■ **The exercise**
Extract from the listing each line in which the word "page" appears.

■ **Given information**
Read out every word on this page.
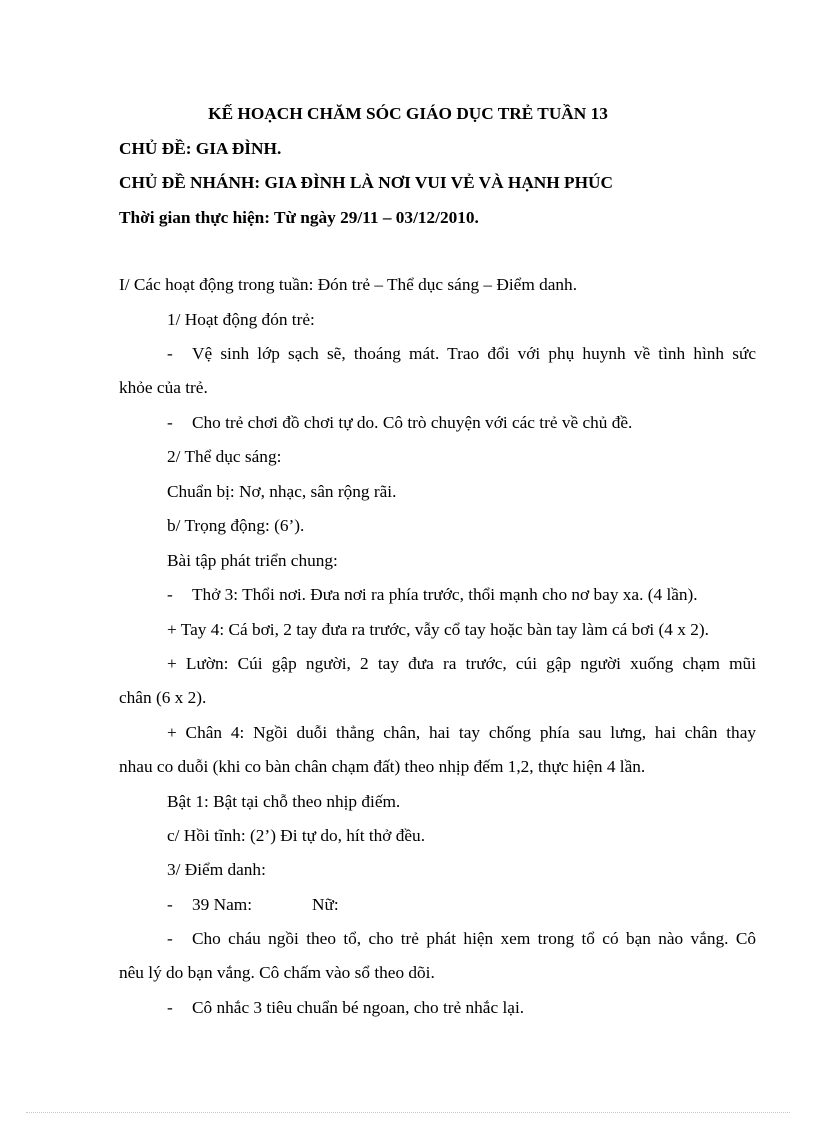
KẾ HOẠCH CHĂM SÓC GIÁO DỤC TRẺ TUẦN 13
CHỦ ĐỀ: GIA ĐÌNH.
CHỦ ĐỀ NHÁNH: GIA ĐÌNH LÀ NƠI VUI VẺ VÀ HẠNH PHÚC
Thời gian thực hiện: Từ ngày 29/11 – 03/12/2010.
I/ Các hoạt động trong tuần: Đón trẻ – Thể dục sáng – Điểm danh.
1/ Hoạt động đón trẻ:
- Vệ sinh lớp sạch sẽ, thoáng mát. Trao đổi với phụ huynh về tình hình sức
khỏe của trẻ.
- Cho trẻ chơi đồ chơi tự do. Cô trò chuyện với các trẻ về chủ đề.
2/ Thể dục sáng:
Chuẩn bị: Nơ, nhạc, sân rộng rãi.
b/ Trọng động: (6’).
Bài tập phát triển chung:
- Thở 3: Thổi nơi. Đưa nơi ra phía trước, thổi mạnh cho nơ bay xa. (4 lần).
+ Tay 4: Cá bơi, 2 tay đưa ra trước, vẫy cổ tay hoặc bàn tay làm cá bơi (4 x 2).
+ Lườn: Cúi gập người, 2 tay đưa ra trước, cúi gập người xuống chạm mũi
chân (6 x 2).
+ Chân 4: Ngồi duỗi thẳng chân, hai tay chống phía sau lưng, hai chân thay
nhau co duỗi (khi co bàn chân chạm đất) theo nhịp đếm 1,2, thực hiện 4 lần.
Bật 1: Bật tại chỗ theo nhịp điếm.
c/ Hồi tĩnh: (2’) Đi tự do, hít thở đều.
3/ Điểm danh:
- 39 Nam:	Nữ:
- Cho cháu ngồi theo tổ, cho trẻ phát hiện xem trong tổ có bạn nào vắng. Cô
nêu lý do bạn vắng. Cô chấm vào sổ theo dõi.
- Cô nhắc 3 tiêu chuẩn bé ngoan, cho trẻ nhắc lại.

---

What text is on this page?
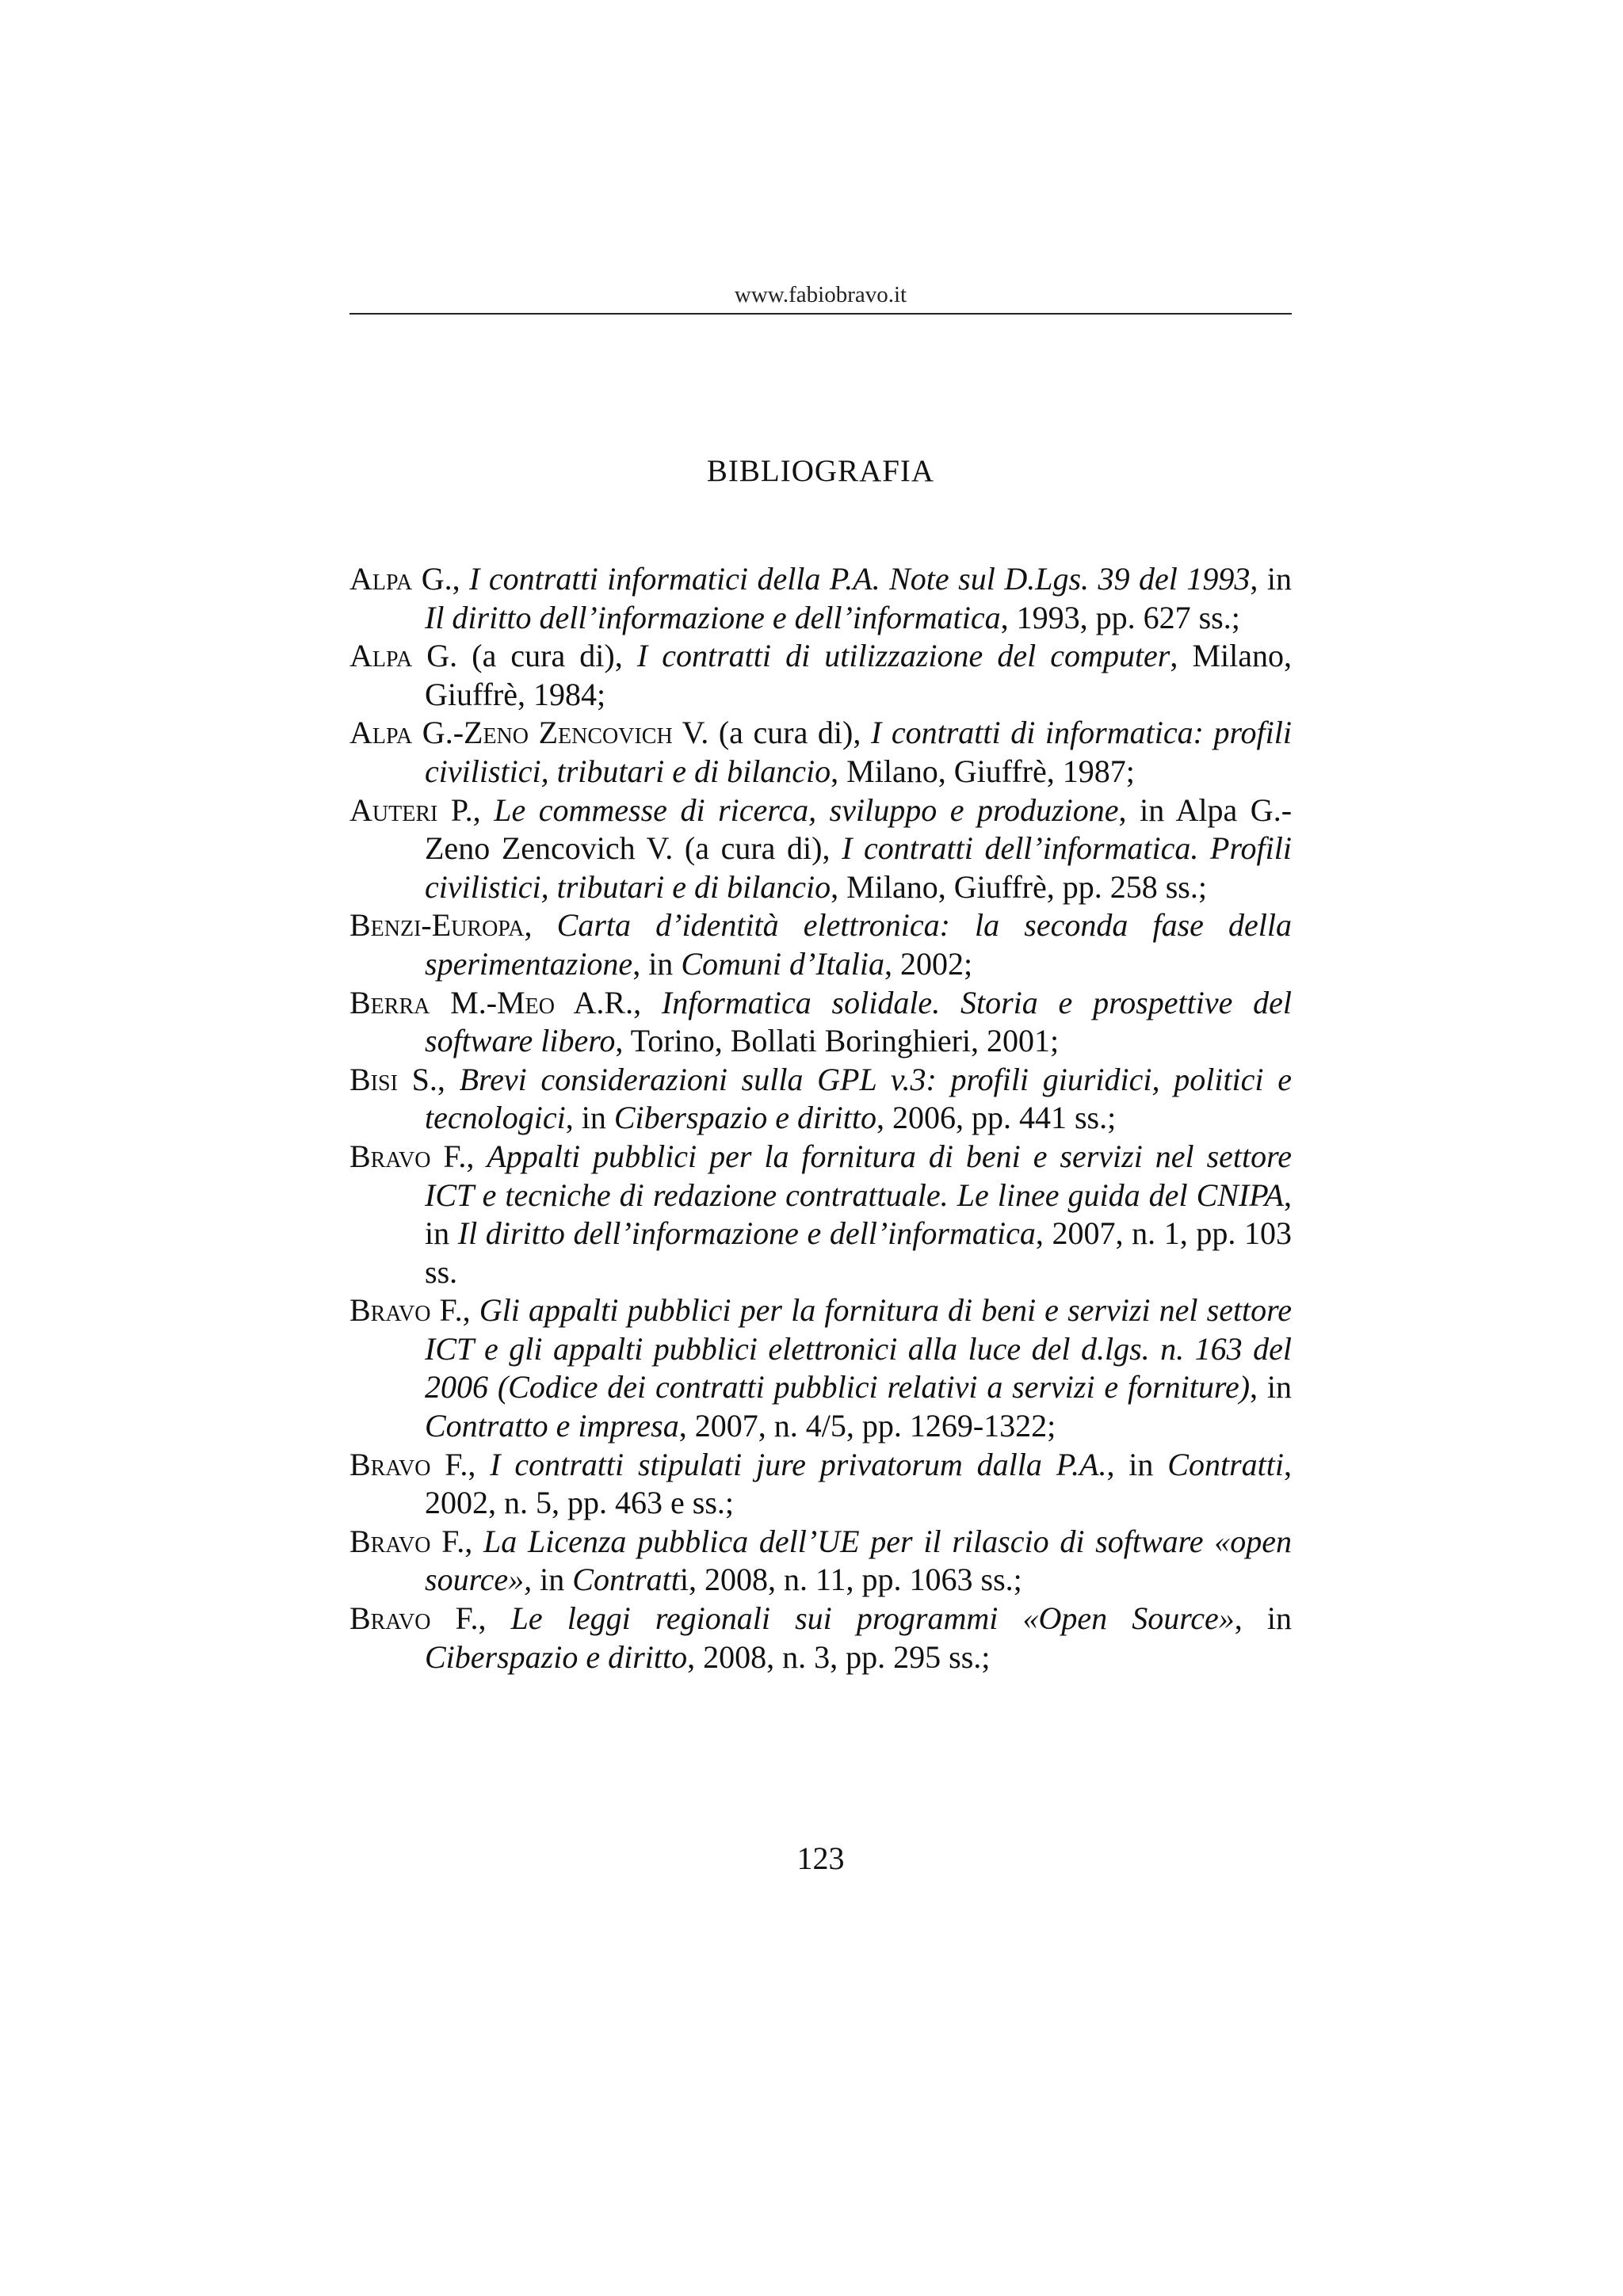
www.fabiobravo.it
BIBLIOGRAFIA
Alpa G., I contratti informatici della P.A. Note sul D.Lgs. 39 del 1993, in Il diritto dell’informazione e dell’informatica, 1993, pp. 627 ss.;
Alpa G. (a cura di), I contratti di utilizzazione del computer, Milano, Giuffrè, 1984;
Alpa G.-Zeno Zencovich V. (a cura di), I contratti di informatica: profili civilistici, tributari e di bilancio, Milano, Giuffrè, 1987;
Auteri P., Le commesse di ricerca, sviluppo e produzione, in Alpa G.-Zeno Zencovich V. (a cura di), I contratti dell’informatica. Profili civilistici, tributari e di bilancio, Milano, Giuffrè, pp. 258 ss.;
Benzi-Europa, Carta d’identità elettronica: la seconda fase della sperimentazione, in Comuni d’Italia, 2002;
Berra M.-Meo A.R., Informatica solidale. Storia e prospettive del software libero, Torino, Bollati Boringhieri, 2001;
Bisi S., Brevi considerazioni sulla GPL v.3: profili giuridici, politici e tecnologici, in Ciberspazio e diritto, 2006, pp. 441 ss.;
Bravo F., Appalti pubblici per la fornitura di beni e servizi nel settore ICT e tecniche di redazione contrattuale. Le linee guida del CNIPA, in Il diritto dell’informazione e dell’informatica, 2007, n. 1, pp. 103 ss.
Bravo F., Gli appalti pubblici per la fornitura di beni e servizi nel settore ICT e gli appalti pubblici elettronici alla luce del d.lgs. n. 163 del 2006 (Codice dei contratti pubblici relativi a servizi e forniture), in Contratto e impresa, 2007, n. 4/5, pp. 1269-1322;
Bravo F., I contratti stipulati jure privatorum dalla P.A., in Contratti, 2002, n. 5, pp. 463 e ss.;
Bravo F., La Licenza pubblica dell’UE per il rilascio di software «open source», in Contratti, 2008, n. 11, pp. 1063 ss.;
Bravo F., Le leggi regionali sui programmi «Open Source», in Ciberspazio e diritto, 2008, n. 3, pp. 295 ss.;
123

■ **Full solution**
Read out every word on this page.
What text is on this page?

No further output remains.